§ SHORT PROBLEM
Note each line that includes the word "ylabel". Copy those lines.

Records from a data collection

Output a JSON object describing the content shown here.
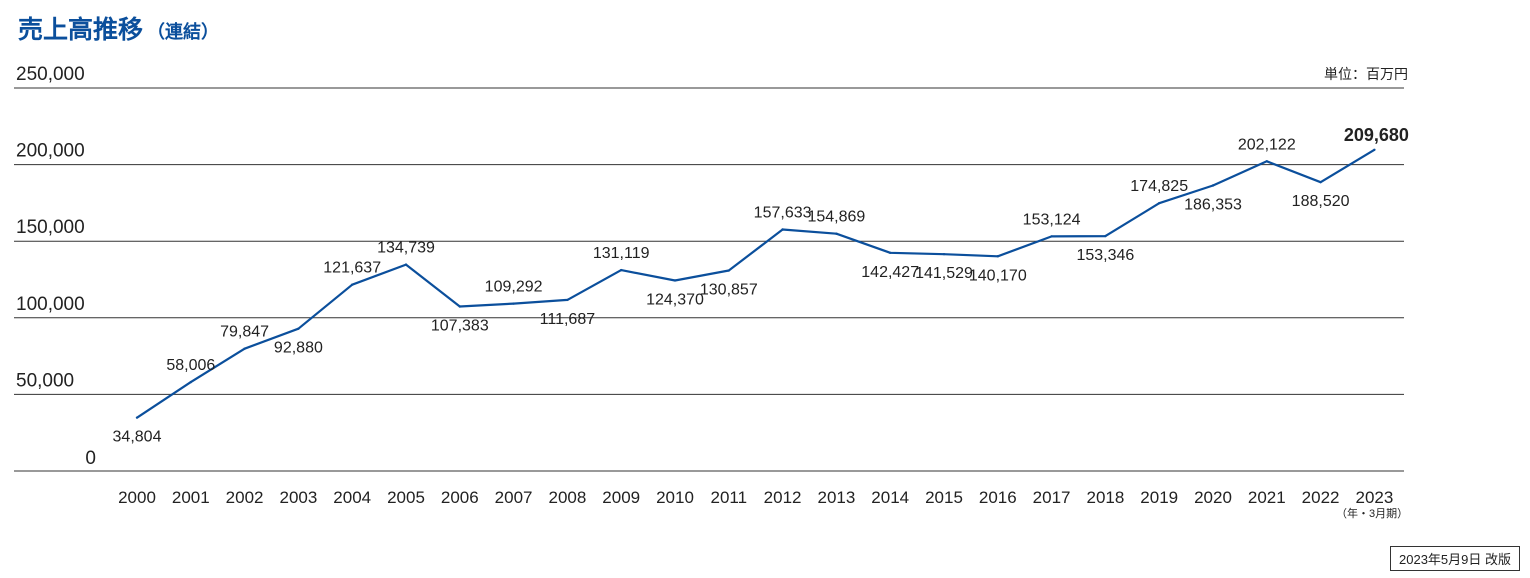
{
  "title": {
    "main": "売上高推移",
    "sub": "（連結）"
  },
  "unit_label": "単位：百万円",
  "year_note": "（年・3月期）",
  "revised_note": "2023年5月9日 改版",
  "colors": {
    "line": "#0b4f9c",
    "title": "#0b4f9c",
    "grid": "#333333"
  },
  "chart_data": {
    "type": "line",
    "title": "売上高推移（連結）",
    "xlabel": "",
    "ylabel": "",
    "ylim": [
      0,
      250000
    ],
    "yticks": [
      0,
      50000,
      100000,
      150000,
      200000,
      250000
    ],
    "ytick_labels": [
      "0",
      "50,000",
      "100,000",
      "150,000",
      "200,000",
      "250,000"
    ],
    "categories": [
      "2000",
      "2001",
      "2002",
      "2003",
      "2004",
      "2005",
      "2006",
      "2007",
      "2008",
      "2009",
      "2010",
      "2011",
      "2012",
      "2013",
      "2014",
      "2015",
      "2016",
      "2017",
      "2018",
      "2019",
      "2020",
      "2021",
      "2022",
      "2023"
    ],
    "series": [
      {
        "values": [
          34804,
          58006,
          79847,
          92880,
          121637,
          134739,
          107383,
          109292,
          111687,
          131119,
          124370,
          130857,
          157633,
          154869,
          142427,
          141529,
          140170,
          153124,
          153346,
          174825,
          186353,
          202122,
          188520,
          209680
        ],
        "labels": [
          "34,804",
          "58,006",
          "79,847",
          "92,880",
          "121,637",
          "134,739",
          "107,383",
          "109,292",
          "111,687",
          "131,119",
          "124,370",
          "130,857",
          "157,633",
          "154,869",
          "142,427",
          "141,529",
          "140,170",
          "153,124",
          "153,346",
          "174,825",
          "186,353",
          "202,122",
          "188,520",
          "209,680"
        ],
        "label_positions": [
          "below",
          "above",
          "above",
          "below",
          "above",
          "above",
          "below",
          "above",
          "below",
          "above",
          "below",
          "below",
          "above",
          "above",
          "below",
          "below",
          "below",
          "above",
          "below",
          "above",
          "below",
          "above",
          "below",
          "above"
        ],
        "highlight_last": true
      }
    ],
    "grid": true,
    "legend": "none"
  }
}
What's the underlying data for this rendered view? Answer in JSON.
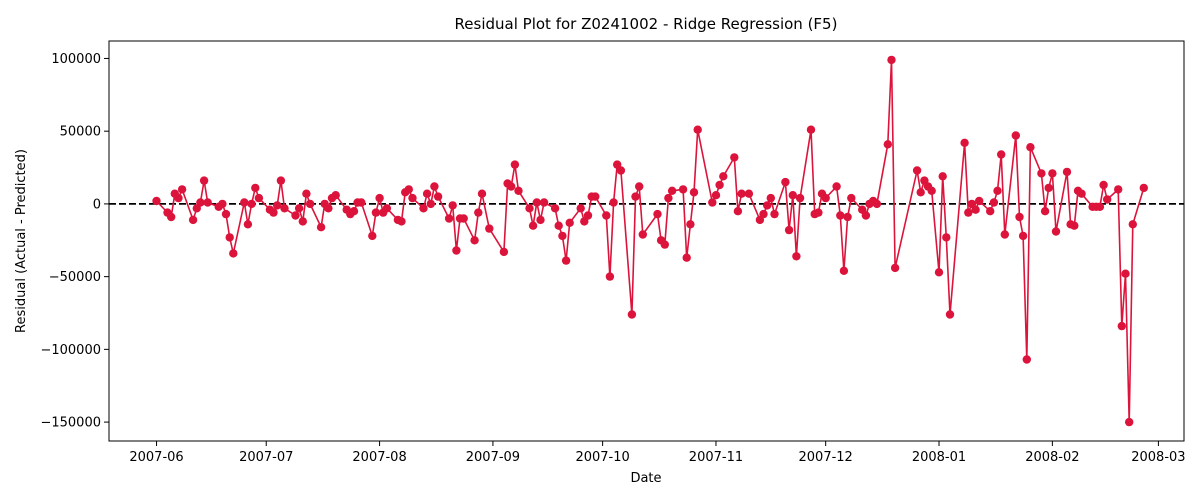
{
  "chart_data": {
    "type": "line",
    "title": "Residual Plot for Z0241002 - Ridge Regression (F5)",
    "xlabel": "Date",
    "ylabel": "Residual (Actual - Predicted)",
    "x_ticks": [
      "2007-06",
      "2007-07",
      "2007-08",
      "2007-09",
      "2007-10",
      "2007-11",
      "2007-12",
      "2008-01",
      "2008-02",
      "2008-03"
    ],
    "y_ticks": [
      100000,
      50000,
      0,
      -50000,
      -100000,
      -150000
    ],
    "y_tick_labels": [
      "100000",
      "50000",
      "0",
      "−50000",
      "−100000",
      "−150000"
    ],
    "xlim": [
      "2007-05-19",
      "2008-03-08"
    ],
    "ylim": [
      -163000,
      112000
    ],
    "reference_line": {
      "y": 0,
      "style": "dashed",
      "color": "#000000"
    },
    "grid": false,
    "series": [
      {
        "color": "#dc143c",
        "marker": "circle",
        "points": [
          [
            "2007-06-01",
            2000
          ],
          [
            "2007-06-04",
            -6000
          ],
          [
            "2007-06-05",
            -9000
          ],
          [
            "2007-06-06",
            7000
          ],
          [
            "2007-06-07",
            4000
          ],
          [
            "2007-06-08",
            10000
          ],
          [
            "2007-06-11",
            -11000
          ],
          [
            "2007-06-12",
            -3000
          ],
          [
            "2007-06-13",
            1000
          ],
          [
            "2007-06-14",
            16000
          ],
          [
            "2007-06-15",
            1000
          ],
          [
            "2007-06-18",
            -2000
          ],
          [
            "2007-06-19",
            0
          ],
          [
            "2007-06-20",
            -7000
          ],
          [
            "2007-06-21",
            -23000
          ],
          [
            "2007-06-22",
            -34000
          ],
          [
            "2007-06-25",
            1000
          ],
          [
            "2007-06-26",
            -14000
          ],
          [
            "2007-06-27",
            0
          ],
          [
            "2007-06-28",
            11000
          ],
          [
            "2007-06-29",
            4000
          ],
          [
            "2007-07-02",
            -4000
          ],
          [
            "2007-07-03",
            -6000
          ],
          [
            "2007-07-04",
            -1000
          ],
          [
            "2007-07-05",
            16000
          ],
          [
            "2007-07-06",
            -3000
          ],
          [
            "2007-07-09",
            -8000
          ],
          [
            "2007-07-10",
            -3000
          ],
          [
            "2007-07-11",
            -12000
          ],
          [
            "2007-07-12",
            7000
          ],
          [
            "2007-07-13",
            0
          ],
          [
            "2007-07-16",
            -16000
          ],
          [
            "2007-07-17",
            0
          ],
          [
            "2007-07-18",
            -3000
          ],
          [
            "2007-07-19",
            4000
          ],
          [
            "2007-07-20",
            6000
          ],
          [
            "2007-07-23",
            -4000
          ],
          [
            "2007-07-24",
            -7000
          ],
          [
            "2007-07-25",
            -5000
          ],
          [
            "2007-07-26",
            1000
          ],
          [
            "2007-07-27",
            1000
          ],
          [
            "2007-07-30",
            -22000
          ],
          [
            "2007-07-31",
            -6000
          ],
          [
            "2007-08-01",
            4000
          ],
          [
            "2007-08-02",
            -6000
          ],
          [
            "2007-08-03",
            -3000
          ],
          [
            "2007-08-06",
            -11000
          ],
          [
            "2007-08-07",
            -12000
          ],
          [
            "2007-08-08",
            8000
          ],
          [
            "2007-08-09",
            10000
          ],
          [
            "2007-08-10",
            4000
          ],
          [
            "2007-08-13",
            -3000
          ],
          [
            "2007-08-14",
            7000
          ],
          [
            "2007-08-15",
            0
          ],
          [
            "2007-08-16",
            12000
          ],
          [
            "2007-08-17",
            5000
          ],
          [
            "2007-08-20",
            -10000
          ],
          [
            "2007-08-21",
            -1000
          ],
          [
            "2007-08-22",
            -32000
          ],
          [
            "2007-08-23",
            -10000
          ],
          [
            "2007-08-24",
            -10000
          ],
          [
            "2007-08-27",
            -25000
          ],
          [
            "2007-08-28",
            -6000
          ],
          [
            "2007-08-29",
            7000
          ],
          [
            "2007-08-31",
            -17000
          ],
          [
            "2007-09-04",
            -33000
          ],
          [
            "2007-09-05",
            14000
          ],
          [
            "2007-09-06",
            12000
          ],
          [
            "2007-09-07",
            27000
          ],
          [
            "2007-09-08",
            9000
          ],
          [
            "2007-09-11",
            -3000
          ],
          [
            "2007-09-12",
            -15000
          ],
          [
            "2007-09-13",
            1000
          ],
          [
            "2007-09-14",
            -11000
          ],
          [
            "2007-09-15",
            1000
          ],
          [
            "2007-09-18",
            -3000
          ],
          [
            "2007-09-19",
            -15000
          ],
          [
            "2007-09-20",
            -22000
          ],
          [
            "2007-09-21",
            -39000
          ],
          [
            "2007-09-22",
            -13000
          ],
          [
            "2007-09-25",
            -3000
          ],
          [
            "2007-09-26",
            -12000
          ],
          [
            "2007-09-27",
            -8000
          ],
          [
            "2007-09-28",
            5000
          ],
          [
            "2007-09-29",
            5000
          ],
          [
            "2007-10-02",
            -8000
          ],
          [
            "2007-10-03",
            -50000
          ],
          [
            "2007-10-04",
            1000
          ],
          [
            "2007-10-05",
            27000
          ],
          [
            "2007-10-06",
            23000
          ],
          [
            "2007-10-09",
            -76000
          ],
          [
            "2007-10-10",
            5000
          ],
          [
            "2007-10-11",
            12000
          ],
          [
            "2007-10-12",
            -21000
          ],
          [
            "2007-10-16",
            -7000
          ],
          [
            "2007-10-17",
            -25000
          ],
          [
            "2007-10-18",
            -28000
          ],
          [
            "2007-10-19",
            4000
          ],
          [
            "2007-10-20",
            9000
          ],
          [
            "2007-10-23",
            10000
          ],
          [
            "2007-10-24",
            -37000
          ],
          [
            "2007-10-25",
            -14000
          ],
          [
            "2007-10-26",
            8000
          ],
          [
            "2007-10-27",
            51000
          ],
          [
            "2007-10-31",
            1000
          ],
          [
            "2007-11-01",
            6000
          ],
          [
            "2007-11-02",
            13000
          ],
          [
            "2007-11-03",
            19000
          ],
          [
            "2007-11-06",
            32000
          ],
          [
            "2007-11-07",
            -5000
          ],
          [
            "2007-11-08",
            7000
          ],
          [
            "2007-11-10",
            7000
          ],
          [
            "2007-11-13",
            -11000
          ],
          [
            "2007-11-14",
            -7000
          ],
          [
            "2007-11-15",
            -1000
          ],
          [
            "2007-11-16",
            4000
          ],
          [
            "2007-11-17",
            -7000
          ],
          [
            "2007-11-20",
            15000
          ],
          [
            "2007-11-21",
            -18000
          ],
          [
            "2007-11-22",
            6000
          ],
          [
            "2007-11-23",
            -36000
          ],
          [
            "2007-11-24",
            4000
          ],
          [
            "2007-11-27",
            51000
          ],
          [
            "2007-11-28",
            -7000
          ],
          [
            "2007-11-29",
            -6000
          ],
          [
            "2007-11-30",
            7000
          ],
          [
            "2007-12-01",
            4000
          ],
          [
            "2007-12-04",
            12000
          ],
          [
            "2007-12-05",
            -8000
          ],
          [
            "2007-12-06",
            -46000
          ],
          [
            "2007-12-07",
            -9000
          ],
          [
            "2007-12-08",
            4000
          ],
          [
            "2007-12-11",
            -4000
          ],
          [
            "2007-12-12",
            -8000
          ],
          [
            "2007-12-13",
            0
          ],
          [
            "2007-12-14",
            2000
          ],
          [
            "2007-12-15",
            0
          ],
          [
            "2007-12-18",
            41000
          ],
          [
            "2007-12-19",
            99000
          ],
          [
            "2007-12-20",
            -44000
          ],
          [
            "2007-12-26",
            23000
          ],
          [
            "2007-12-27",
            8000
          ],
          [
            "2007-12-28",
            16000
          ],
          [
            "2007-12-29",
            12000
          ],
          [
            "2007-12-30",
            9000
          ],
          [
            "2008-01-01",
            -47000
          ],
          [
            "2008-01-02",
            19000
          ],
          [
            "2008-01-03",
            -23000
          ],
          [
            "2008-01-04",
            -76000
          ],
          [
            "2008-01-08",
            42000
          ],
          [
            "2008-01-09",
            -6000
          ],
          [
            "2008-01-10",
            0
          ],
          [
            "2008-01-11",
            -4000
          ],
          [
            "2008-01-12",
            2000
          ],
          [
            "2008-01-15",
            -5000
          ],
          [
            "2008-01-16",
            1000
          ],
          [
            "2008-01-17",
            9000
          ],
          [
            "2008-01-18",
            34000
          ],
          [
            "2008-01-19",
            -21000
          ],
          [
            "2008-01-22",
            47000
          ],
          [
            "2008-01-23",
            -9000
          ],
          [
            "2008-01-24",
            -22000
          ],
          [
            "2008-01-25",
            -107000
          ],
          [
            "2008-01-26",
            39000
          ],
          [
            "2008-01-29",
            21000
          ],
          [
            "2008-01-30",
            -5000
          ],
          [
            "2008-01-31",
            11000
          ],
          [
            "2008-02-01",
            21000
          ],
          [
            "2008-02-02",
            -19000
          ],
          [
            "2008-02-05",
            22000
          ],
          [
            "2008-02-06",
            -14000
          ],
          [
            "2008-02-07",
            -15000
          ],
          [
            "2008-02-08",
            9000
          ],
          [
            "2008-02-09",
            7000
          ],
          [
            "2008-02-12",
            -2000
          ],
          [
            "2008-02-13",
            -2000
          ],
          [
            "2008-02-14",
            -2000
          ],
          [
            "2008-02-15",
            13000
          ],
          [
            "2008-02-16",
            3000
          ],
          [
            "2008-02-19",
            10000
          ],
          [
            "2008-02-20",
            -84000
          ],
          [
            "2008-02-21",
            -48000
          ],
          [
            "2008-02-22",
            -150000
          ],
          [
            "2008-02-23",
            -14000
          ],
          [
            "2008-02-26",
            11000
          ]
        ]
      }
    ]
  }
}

§ RESULT BELOW
    "ylabel": "",
    "ylabel": "Residual (Actual - Predicted)",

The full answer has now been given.